- Your objective -
Convert everything in the listing from the start down to the line containing "y-axis-label: Power Density", both ends included, into a JSON list of strings with one string per line, leaving out blank lines.

Bounding box entries:
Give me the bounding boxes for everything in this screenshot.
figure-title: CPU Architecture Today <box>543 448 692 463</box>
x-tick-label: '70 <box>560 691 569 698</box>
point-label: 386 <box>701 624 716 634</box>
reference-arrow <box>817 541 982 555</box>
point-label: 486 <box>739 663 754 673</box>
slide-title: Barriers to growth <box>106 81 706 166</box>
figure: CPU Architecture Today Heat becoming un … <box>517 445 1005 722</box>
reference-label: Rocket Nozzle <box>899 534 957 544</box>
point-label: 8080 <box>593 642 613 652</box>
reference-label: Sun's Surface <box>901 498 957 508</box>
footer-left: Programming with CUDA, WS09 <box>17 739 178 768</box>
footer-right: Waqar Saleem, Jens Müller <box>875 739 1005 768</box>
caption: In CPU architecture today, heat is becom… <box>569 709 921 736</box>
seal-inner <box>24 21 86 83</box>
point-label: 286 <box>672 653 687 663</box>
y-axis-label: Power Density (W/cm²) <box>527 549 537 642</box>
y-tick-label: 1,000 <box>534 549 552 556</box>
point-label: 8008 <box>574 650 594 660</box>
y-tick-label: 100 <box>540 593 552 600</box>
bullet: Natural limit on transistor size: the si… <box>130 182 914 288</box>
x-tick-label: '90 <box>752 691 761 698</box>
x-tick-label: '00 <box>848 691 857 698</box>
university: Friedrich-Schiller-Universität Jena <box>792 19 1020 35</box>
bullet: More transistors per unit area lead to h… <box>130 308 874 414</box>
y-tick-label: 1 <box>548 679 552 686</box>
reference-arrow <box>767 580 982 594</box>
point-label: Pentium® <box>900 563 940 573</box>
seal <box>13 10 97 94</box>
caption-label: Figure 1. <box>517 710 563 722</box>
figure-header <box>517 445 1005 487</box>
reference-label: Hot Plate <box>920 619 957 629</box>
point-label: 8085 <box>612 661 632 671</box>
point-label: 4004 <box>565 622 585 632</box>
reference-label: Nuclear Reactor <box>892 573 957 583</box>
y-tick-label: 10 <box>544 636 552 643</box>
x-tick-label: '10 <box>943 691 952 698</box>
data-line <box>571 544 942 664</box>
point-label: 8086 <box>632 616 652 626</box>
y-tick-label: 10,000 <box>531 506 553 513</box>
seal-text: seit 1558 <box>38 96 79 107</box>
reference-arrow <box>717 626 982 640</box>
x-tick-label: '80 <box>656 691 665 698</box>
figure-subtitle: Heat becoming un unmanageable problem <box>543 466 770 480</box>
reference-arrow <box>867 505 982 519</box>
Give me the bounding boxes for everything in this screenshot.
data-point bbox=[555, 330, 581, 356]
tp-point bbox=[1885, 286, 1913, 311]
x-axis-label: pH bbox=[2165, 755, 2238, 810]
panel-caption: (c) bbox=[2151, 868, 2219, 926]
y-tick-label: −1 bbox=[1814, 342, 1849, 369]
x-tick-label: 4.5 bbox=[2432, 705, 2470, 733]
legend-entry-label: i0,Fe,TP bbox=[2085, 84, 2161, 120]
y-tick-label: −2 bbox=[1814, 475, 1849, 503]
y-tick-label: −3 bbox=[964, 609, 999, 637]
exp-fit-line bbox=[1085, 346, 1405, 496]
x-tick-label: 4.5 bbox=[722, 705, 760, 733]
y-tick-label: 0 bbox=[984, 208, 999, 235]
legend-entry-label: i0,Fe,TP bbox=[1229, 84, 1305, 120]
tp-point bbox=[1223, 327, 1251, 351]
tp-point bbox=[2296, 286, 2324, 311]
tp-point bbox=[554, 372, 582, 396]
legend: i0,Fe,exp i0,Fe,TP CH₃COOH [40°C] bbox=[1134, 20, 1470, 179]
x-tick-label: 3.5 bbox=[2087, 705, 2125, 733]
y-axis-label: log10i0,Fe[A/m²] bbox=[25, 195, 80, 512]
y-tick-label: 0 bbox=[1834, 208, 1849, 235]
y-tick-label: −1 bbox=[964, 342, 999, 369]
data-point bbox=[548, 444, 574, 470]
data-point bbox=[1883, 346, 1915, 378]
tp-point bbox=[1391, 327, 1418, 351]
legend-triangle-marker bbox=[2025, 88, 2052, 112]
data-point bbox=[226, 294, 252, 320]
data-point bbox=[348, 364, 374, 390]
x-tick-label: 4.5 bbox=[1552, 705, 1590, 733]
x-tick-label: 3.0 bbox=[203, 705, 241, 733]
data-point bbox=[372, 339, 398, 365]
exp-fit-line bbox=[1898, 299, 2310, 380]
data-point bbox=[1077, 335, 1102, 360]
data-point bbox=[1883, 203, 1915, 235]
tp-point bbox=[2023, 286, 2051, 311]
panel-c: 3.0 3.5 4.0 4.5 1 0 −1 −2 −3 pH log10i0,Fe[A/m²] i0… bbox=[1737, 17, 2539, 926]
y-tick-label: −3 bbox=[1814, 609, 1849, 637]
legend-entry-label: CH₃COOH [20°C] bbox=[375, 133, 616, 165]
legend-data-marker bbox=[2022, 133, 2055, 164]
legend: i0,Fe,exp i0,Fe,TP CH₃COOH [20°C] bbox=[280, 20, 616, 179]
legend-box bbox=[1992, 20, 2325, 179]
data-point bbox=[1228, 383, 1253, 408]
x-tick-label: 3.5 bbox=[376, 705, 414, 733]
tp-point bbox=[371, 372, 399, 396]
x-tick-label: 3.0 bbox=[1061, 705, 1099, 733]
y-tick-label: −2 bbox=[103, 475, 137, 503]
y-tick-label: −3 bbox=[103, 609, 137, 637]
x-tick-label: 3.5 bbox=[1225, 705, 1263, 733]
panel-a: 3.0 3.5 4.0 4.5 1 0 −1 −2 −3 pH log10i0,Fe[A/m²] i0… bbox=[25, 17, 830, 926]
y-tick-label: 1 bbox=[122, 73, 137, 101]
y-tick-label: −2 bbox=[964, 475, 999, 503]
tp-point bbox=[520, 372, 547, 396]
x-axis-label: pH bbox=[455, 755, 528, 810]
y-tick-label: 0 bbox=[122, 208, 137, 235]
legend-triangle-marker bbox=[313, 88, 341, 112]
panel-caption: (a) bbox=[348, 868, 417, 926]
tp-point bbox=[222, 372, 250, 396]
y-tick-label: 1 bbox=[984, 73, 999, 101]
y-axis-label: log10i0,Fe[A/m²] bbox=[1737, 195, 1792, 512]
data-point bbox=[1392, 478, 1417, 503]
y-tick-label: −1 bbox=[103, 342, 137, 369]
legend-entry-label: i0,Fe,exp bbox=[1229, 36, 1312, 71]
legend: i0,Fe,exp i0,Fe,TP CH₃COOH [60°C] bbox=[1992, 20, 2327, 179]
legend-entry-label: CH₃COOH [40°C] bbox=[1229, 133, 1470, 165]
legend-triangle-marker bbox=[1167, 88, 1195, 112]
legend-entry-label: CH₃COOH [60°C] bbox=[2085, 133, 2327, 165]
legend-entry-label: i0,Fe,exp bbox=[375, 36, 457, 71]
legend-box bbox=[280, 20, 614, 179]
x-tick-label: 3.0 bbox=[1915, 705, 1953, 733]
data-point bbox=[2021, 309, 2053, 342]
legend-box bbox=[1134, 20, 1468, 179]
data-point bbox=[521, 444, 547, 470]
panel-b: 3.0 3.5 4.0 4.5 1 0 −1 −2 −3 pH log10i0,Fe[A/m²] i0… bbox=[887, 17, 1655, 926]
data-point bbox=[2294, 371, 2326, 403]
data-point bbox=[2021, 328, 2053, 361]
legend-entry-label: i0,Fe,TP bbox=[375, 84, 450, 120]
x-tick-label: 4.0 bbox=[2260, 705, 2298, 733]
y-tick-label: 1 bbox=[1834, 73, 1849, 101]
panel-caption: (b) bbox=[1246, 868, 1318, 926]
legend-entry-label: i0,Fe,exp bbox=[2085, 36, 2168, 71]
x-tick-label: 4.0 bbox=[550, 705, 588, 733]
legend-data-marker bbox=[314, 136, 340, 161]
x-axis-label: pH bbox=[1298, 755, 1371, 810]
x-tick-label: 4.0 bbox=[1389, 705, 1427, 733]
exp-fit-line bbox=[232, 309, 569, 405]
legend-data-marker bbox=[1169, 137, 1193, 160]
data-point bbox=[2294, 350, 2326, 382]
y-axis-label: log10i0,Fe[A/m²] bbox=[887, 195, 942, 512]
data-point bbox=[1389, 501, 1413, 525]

- Exercise output -
[
  "Give me the bounding boxes for everything in this screenshot.",
  "figure-title: CPU Architecture Today <box>543 448 692 463</box>",
  "x-tick-label: '70 <box>560 691 569 698</box>",
  "point-label: 386 <box>701 624 716 634</box>",
  "reference-arrow <box>817 541 982 555</box>",
  "point-label: 486 <box>739 663 754 673</box>",
  "slide-title: Barriers to growth <box>106 81 706 166</box>",
  "figure: CPU Architecture Today Heat becoming un … <box>517 445 1005 722</box>",
  "reference-label: Rocket Nozzle <box>899 534 957 544</box>",
  "point-label: 8080 <box>593 642 613 652</box>",
  "reference-label: Sun's Surface <box>901 498 957 508</box>",
  "footer-left: Programming with CUDA, WS09 <box>17 739 178 768</box>",
  "footer-right: Waqar Saleem, Jens Müller <box>875 739 1005 768</box>",
  "caption: In CPU architecture today, heat is becom… <box>569 709 921 736</box>",
  "seal-inner <box>24 21 86 83</box>",
  "point-label: 286 <box>672 653 687 663</box>",
  "y-axis-label: Power Density (W/cm²) <box>527 549 537 642</box>"
]